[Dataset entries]
===============

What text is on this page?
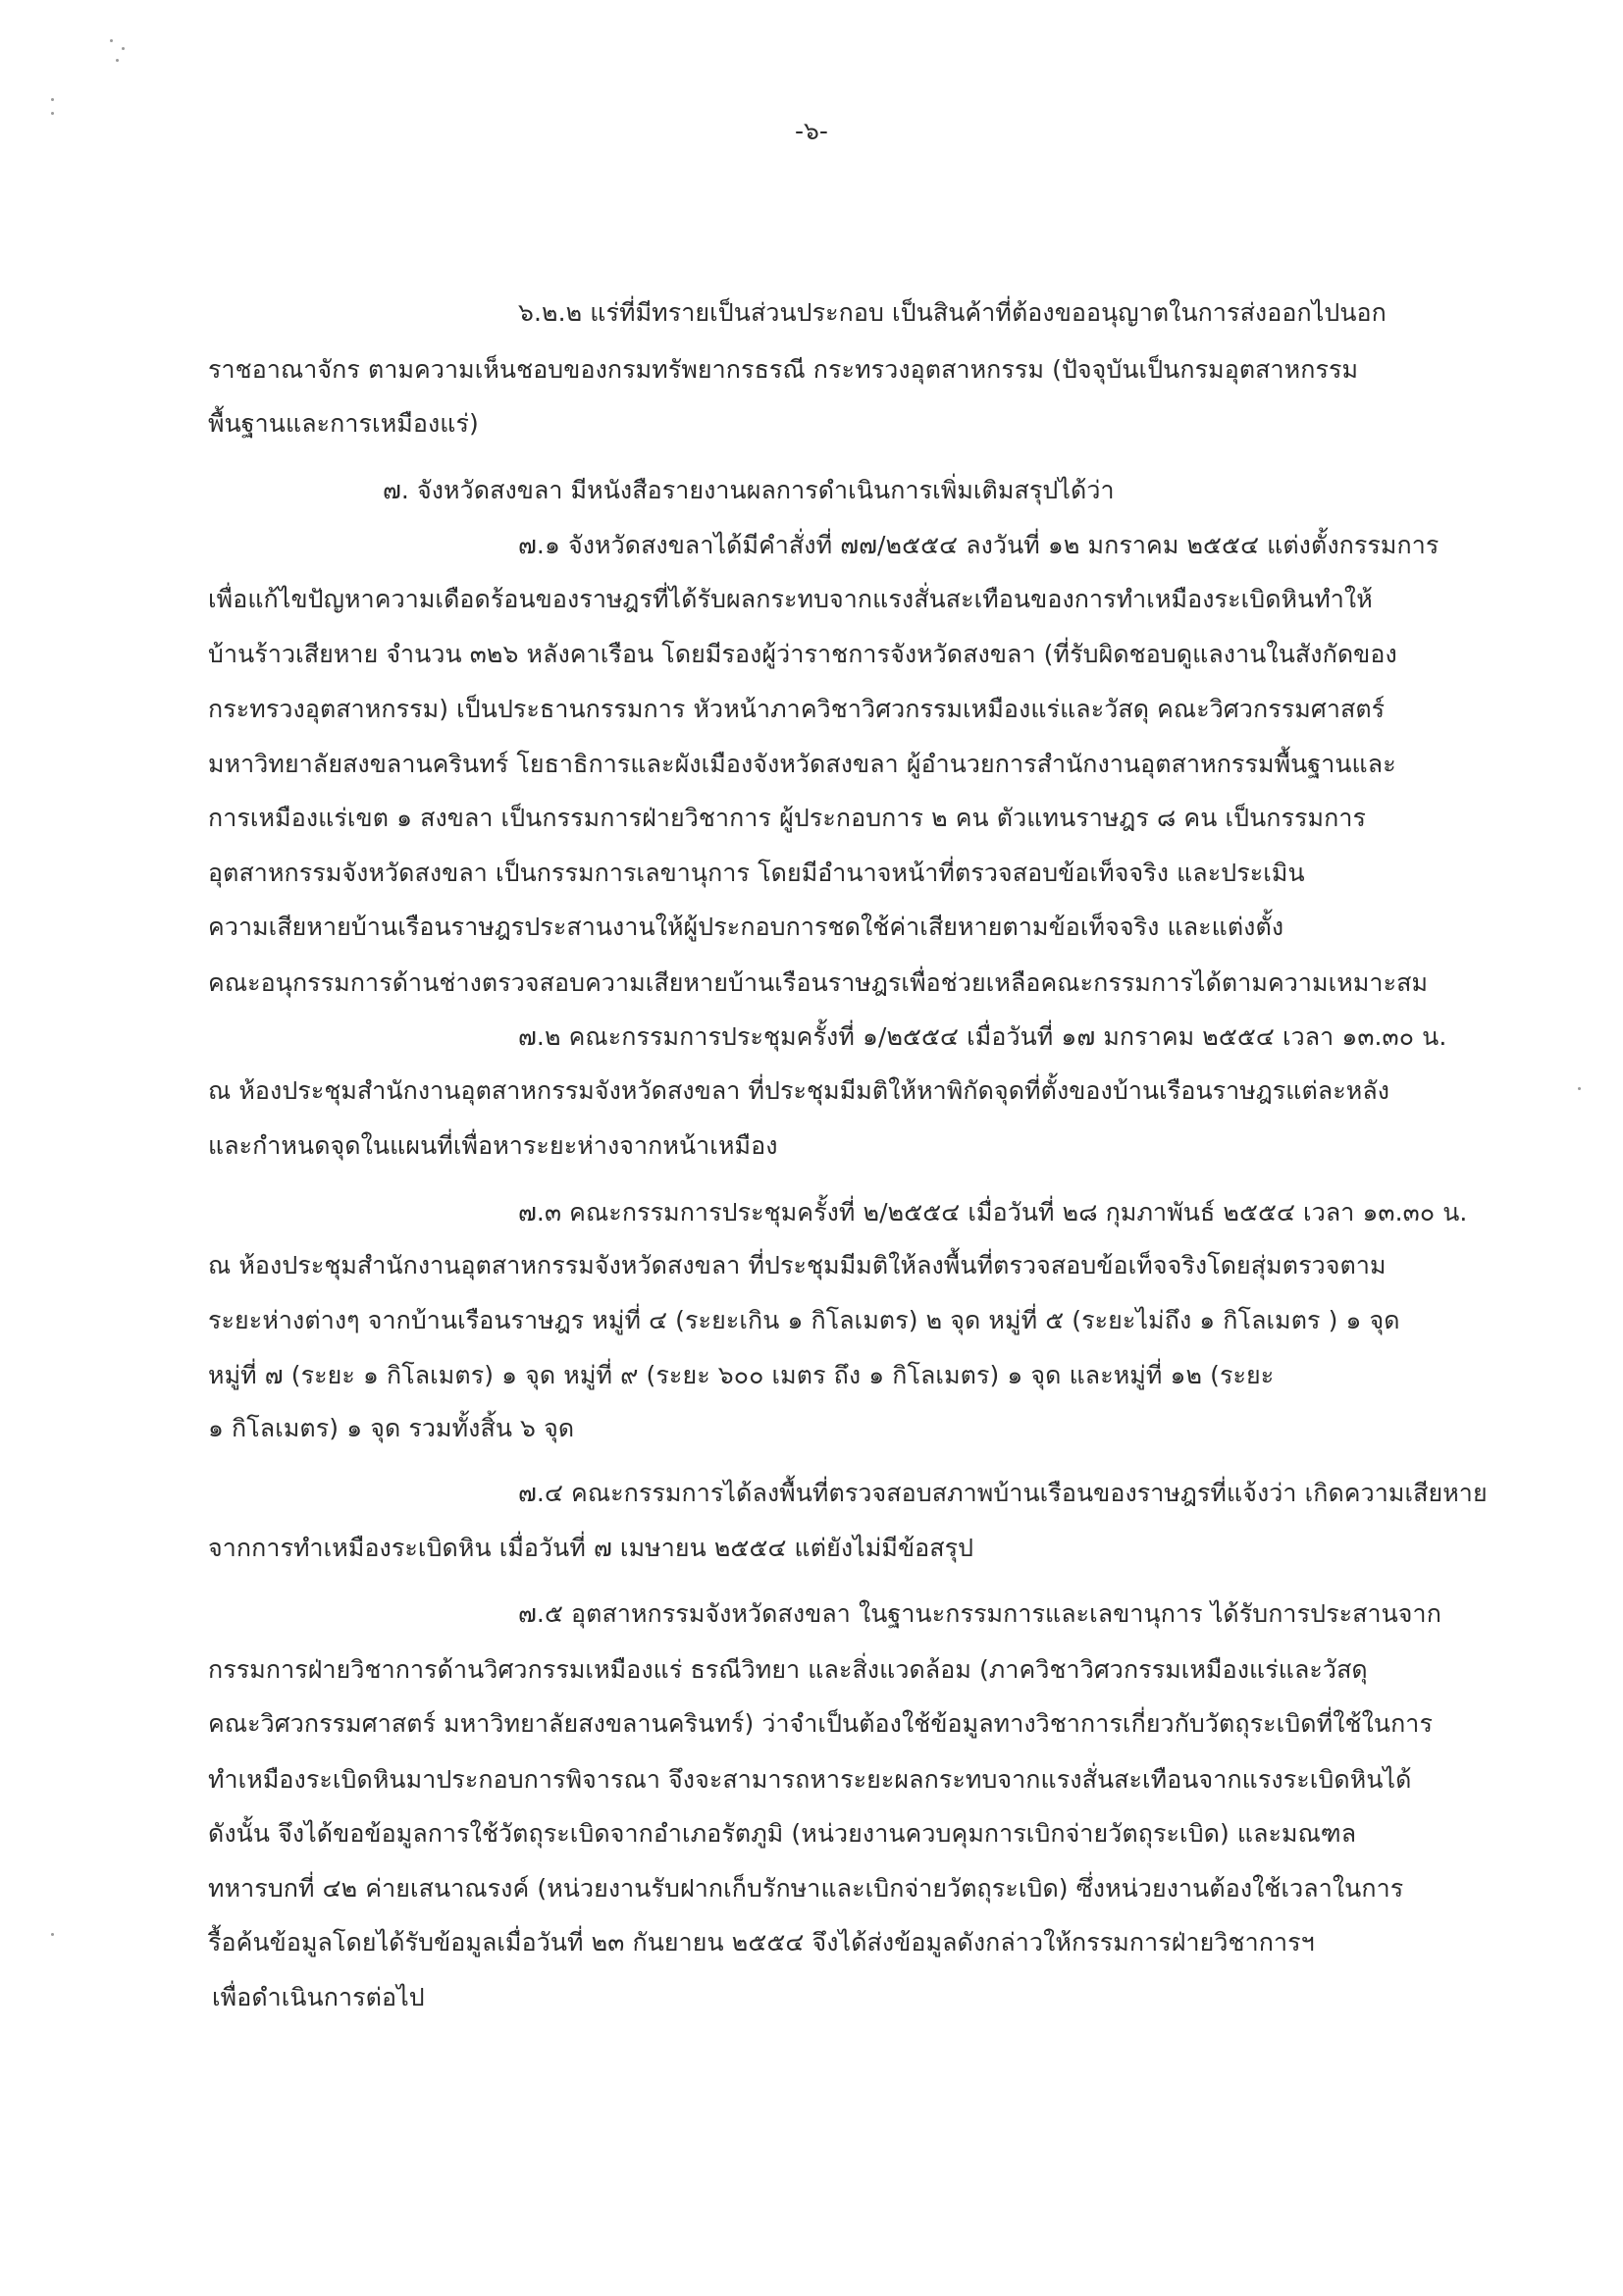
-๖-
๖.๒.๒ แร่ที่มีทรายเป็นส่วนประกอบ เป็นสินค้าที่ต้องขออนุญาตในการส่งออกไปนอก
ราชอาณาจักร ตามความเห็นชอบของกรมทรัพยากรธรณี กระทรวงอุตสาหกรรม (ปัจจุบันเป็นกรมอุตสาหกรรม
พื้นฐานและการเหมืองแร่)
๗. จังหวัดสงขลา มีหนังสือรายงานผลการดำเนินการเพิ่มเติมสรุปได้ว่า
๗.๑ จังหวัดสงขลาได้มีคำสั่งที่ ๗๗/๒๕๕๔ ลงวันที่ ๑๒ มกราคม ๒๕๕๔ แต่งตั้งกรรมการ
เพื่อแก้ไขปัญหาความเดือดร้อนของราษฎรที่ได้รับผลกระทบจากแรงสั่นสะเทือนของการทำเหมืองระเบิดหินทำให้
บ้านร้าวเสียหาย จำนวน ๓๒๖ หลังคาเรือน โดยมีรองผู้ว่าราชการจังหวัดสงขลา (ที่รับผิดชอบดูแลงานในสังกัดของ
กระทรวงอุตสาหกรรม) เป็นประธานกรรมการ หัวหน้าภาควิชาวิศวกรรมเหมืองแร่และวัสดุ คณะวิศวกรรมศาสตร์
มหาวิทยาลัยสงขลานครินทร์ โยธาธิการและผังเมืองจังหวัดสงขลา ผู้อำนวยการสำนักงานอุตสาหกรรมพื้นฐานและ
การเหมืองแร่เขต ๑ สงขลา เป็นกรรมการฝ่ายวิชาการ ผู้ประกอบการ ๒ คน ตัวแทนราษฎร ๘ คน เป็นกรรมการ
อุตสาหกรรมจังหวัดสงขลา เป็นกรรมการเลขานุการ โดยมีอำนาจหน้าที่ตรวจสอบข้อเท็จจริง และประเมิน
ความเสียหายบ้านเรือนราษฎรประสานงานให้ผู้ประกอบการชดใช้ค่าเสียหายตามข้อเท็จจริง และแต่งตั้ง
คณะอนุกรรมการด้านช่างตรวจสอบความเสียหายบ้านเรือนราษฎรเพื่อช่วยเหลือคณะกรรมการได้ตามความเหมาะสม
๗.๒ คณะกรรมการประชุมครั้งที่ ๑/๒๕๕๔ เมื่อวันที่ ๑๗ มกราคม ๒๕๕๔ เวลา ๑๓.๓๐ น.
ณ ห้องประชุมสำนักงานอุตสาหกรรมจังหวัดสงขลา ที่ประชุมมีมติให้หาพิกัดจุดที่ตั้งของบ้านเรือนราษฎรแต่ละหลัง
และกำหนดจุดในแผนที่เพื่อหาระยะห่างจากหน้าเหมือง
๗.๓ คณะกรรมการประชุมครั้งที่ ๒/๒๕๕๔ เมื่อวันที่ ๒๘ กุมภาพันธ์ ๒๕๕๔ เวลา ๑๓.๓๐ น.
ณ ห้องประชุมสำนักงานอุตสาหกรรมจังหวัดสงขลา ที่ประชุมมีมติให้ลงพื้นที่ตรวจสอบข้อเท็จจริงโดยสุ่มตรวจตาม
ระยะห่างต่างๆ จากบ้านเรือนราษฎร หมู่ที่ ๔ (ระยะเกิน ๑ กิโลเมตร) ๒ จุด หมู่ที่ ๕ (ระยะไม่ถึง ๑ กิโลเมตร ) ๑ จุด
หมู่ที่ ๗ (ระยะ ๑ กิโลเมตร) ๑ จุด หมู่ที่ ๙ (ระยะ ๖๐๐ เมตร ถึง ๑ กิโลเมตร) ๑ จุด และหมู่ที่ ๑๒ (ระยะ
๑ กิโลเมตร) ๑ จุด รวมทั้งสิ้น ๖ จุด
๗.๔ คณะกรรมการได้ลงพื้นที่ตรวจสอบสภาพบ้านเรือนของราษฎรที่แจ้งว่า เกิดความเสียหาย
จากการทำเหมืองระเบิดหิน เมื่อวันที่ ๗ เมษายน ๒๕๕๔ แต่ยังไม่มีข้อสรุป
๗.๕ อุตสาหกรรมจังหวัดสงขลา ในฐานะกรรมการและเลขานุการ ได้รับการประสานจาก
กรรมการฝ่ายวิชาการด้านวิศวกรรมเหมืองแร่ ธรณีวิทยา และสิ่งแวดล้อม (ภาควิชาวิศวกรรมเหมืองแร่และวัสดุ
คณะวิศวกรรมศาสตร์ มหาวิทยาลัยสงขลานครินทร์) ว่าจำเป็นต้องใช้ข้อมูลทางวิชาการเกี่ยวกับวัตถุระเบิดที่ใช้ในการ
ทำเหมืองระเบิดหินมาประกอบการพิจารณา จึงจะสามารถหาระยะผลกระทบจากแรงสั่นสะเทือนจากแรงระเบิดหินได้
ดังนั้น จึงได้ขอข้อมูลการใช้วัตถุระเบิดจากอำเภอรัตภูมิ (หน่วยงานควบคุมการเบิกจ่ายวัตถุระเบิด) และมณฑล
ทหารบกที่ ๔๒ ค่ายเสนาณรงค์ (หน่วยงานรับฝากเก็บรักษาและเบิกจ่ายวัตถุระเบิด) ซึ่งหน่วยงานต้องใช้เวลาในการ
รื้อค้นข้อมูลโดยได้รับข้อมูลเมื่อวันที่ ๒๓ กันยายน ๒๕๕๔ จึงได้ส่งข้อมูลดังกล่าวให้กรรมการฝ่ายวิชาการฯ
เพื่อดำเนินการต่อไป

===============

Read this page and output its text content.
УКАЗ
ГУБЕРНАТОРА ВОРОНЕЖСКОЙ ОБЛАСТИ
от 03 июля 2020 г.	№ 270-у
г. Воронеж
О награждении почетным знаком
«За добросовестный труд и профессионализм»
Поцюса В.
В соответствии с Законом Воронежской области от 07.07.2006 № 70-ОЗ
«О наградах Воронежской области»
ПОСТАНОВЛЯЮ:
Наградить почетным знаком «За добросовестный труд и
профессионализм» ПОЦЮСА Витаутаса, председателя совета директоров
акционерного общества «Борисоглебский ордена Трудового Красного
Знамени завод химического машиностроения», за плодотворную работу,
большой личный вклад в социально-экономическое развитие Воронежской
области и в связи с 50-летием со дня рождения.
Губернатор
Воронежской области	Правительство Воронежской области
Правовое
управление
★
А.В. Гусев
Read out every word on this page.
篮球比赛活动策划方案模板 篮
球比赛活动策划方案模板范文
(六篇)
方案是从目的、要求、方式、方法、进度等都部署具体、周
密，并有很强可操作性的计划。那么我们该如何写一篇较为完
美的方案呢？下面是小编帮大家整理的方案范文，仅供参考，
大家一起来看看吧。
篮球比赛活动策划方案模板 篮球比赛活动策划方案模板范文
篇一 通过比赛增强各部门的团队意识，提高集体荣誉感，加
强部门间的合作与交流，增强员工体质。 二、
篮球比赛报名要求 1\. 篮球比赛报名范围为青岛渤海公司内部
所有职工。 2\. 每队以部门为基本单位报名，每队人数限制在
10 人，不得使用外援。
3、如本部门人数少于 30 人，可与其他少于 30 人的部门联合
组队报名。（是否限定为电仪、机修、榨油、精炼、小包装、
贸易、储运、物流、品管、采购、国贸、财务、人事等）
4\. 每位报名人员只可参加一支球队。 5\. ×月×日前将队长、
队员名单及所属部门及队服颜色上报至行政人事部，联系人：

===============

WORK REQUIRED » Lines that include the word "ทยาล" are to be extracted from the data above.

TASK OUTPUT »
มหาวิทยาลัยสงขลานครินทร์ โยธาธิการและผังเมืองจังหวัดสงขลา ผู้อำนวยการสำนักงานอุตสาหกรรมพื้นฐานและ
คณะวิศวกรรมศาสตร์ มหาวิทยาลัยสงขลานครินทร์) ว่าจำเป็นต้องใช้ข้อมูลทางวิชาการเกี่ยวกับวัตถุระเบิดที่ใช้ในการ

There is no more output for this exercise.